- _Directive_: Transcribe the entries below exactly; leave every image out.

Dataset records on visual material:
======

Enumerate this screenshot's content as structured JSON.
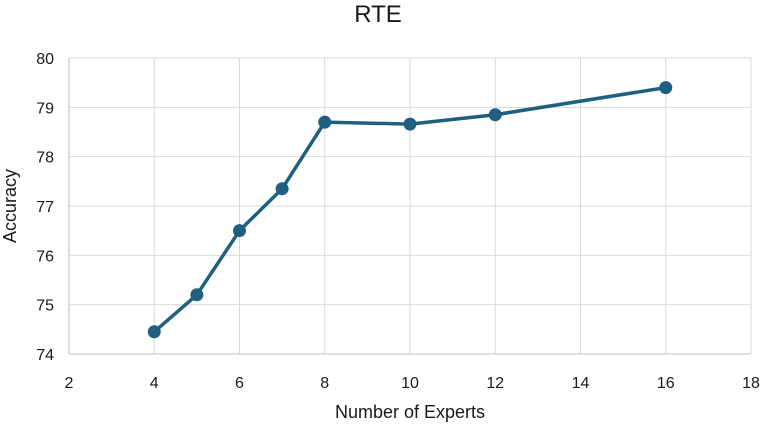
{
  "chart_data": {
    "type": "line",
    "title": "RTE",
    "xlabel": "Number of Experts",
    "ylabel": "Accuracy",
    "xlim": [
      2,
      18
    ],
    "ylim": [
      74,
      80
    ],
    "xticks": [
      2,
      4,
      6,
      8,
      10,
      12,
      14,
      16,
      18
    ],
    "yticks": [
      74,
      75,
      76,
      77,
      78,
      79,
      80
    ],
    "grid": true,
    "legend": "none",
    "series": [
      {
        "color": "#1f5f7f",
        "x": [
          4,
          5,
          6,
          7,
          8,
          10,
          12,
          16
        ],
        "y": [
          74.45,
          75.2,
          76.5,
          77.35,
          78.7,
          78.66,
          78.85,
          79.4
        ]
      }
    ]
  }
}
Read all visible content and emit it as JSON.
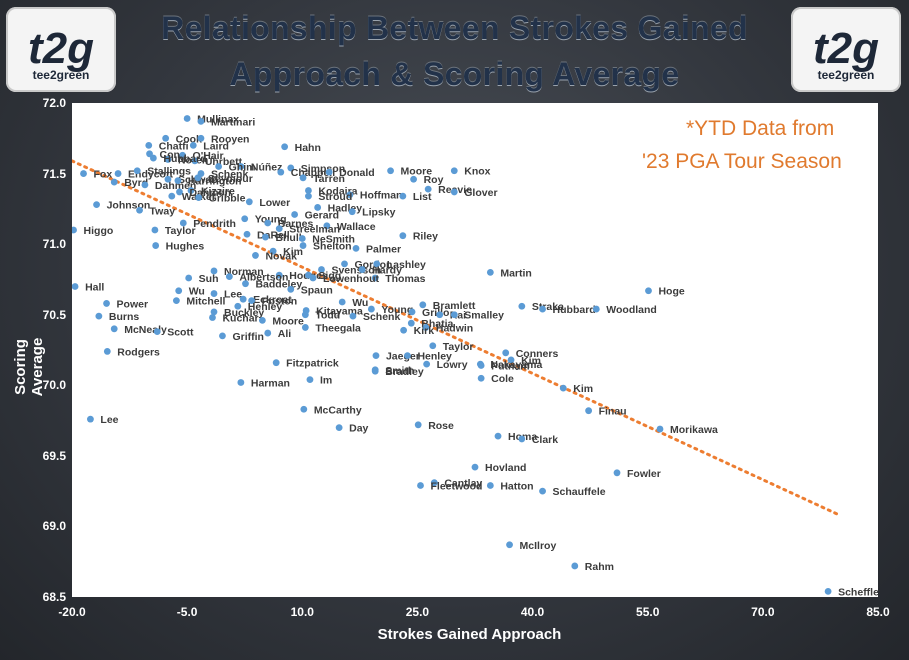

======

- _Answer to this exercise_:
Enumerate this screenshot's content as structured JSON.
{
  "chart_data": {
    "type": "line",
    "title": "RTE",
    "xlabel": "Number of Experts",
    "ylabel": "Accuracy",
    "xlim": [
      2,
      18
    ],
    "ylim": [
      74,
      80
    ],
    "xticks": [
      2,
      4,
      6,
      8,
      10,
      12,
      14,
      16,
      18
    ],
    "yticks": [
      74,
      75,
      76,
      77,
      78,
      79,
      80
    ],
    "grid": true,
    "legend": "none",
    "series": [
      {
        "color": "#1f5f7f",
        "x": [
          4,
          5,
          6,
          7,
          8,
          10,
          12,
          16
        ],
        "y": [
          74.45,
          75.2,
          76.5,
          77.35,
          78.7,
          78.66,
          78.85,
          79.4
        ]
      }
    ]
  }
}
Read all visible content and emit it as JSON.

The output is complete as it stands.